Our plans on the annual investment allowance are clear: this is a temporary increase until December 2015. If the hon. Lady disagrees with that and has a different policy, I would be grateful to hear what it is. She talks about certainty. She has repeated the position that her party has taken this week, which is that this country should have the lowest corporation tax rate in the G7. The second lowest corporation tax rate in the G7 is 26.5% in Canada. That would allow a future Labour Government to increase corporation tax not just from 20% to 21%, but up to 26%. Is that the policy of the Labour party?

Baroness Primarolo Portrait Madam Deputy Speaker (Dame Dawn Primarolo)
- Hansard - - - Excerpts

Order. As interesting as some Members might find the debate on corporation tax and the future policy, that is not the subject of the new clause that we are discussing. Although the subject is linked to the question of allowances, it is not the substantive point. I would be grateful if Members addressed their remarks mainly to the new clause. They may use supporting arguments, but they must not allow those supporting arguments to become the only things that are debated.

Catherine McKinnell Portrait Catherine McKinnell
- Hansard - - - Excerpts

Thank you, Madam Deputy Speaker, for your sage guidance. I agree that the Minister appears to be diverting the discussion away from the issue of concern: the Government’s approach to the annual investment allowance, which is the subject of the new clause. It calls for a review of the impact of the Government’s decisions on the allowance. He seems very reluctant to address that issue.

Geoffrey Robinson Portrait Mr Robinson
- Hansard - - - Excerpts

Strictly on the annual investment allowance, is my hon. Friend not absolutely on the button when she says that the question under discussion is not corporation tax or anything of the kind, but rather the AIA and the strictly temporary nature of the Government’s increase and extension of it? Will the Government commit to extending the AIA beyond the election, or is this just another election ploy?

14:30
Catherine McKinnell Portrait Catherine McKinnell
- Hansard - - - Excerpts

My hon. Friend raises an important point, and that is the first time we have heard a Government Minister confirm that this is a temporary measure. I think that reinforces the argument in the new clause, which is that we should analyse the impact of the various changes to the AIA, year on year—it has gone up, down and all around—on businesses and their investment decisions. Hopefully, that will inform any decisions on the allowance, whether by a future Conservative Government or, as is more likely, a future Labour Government.

Charlie Elphicke Portrait Charlie Elphicke
- Hansard - - - Excerpts

The temporary nature of the investment allowance is clearly set out in a press release issued on 1 January 2013, and I am staggered that the hon. Lady says this is the first time she knew about it. The Labour party ought to brief itself better than that.
= = =
__JOB 1__: In the debate excerpt, which country has the second lowest corporation tax rate in the G7, and what is that rate?
__JOB 2__: Output every line of the listing as a JSON list of strings, one string per line, with blank lines and the pictures left out.
The debate excerpt has no connection to the listing that comes after it.
= = =
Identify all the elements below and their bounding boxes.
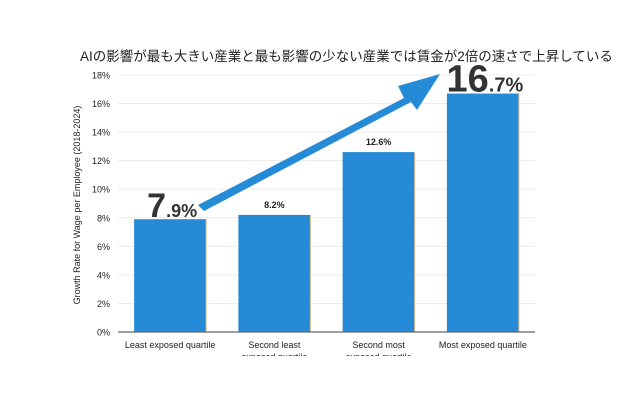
x-tick-label: Least exposed quartile xyxy=(125,340,216,350)
y-tick-label: 4% xyxy=(97,270,110,280)
bar xyxy=(134,219,207,332)
chart-title: AIの影響が最も大きい産業と最も影響の少ない産業では賃金が2倍の速さで上昇してい… xyxy=(80,49,613,64)
y-tick-label: 12% xyxy=(92,156,110,166)
trend-arrow xyxy=(198,74,440,211)
y-tick-label: 8% xyxy=(97,213,110,223)
x-tick-label: Second most xyxy=(352,340,405,350)
data-label: 8.2% xyxy=(264,200,285,210)
bar xyxy=(446,93,519,332)
bar xyxy=(342,152,415,332)
data-label-highlight: 16.7% xyxy=(447,59,524,101)
bar-chart: 0% 2% 4% 6% 8% 10% 12% 14% 16% 18% Least exposed q… xyxy=(92,59,535,356)
x-tick-label: Second least xyxy=(248,340,301,350)
y-tick-label: 2% xyxy=(97,299,110,309)
x-tick-label: exposed quartile xyxy=(241,352,307,356)
data-label-highlight: 7.9% xyxy=(147,187,197,225)
y-tick-label: 6% xyxy=(97,242,110,252)
y-tick-label: 0% xyxy=(97,328,110,338)
data-label: 12.6% xyxy=(366,137,392,147)
y-tick-label: 16% xyxy=(92,99,110,109)
bar xyxy=(238,214,311,332)
y-tick-label: 10% xyxy=(92,185,110,195)
x-tick-label: exposed quartile xyxy=(346,352,412,356)
x-tick-label: Most exposed quartile xyxy=(439,340,527,350)
y-tick-label: 18% xyxy=(92,71,110,81)
y-tick-label: 14% xyxy=(92,128,110,138)
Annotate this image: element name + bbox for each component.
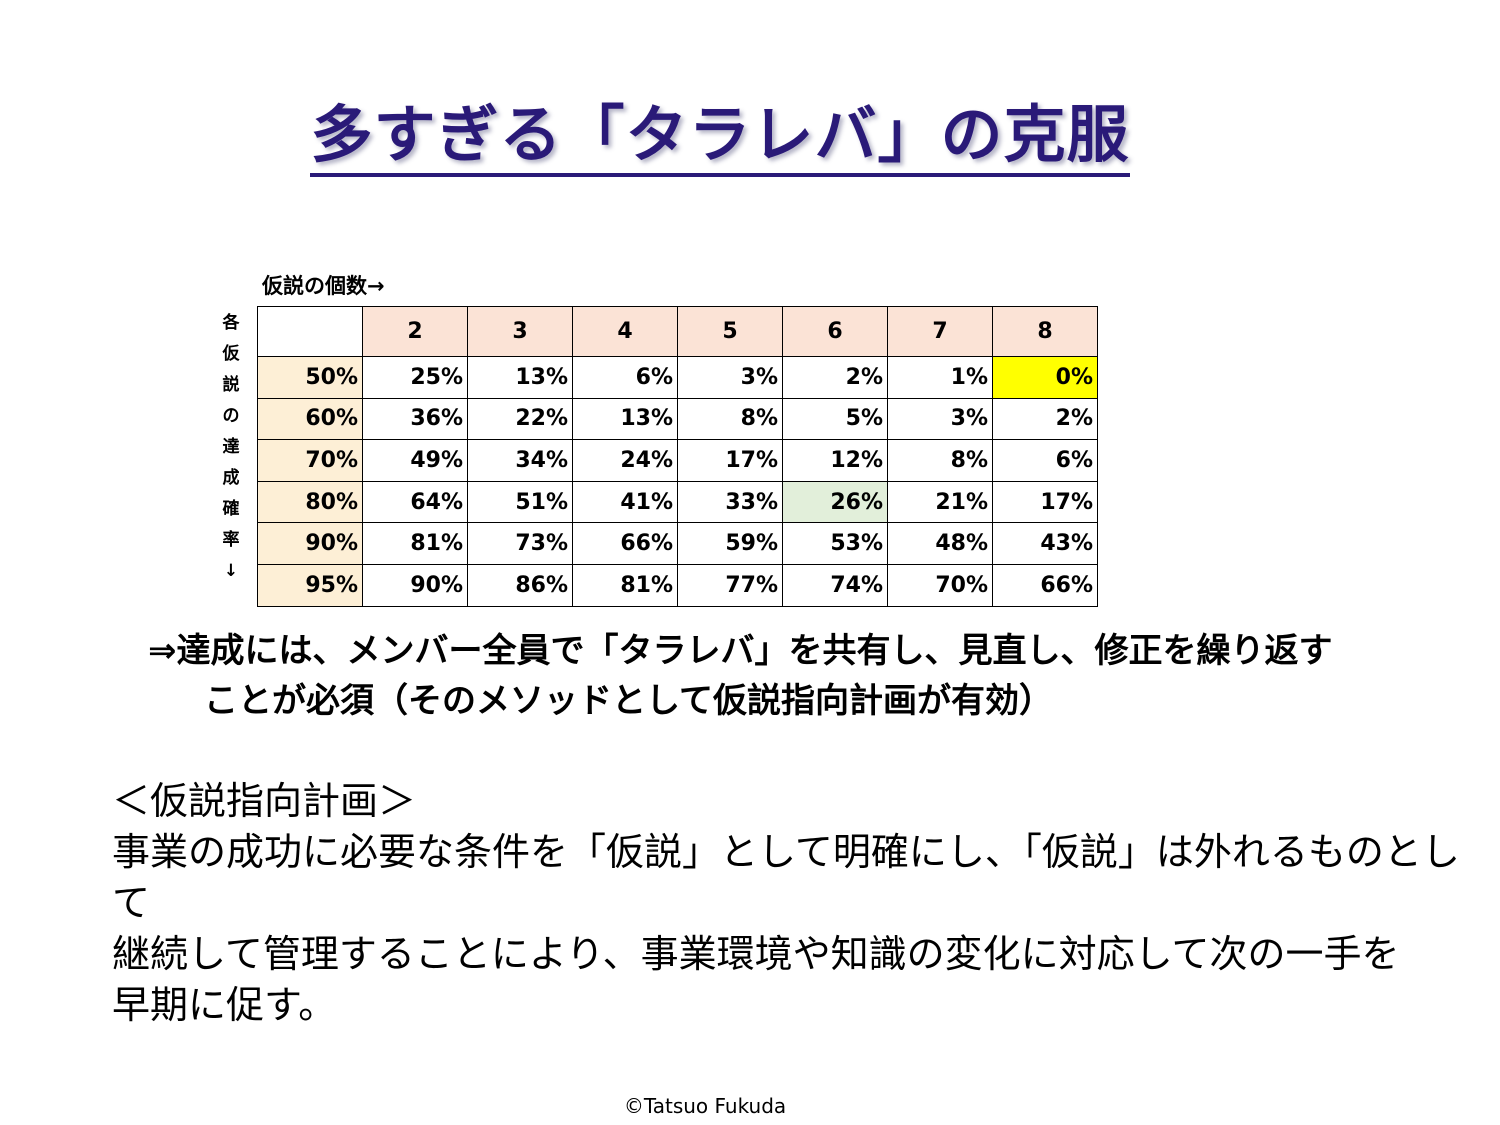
= = =
__TASK RESULT 1__: Canada, at 26.5%.

__TASK RESULT 2__:
[
  "Identify all the elements below and their bounding boxes.",
  "x-tick-label: Least exposed quartile xyxy=(125,340,216,350)",
  "y-tick-label: 4% xyxy=(97,270,110,280)",
  "bar xyxy=(134,219,207,332)",
  "chart-title: AIの影響が最も大きい産業と最も影響の少ない産業では賃金が2倍の速さで上昇してい… xyxy=(80,49,613,64)",
  "y-tick-label: 12% xyxy=(92,156,110,166)",
  "trend-arrow xyxy=(198,74,440,211)",
  "y-tick-label: 8% xyxy=(97,213,110,223)",
  "x-tick-label: Second most xyxy=(352,340,405,350)",
  "data-label: 8.2% xyxy=(264,200,285,210)",
  "bar xyxy=(446,93,519,332)",
  "bar xyxy=(342,152,415,332)",
  "data-label-highlight: 16.7% xyxy=(447,59,524,101)",
  "bar-chart: 0% 2% 4% 6% 8% 10% 12% 14% 16% 18% Least exposed q… xyxy=(92,59,535,356)",
  "x-tick-label: Second least xyxy=(248,340,301,350)",
  "y-tick-label: 2% xyxy=(97,299,110,309)",
  "x-tick-label: exposed quartile xyxy=(241,352,307,356)",
  "data-label-highlight: 7.9% xyxy=(147,187,197,225)",
  "y-tick-label: 6% xyxy=(97,242,110,252)",
  "y-tick-label: 0% xyxy=(97,328,110,338)",
  "data-label: 12.6% xyxy=(366,137,392,147)",
  "y-tick-label: 16% xyxy=(92,99,110,109)",
  "bar xyxy=(238,214,311,332)",
  "y-tick-label: 10% xyxy=(92,185,110,195)",
  "x-tick-label: exposed quartile xyxy=(346,352,412,356)",
  "x-tick-label: Most exposed quartile xyxy=(439,340,527,350)",
  "y-tick-label: 18% xyxy=(92,71,110,81)",
  "y-tick-label: 14% xyxy=(92,128,110,138)",
  "Annotate this image: element name + bbox for each component."
]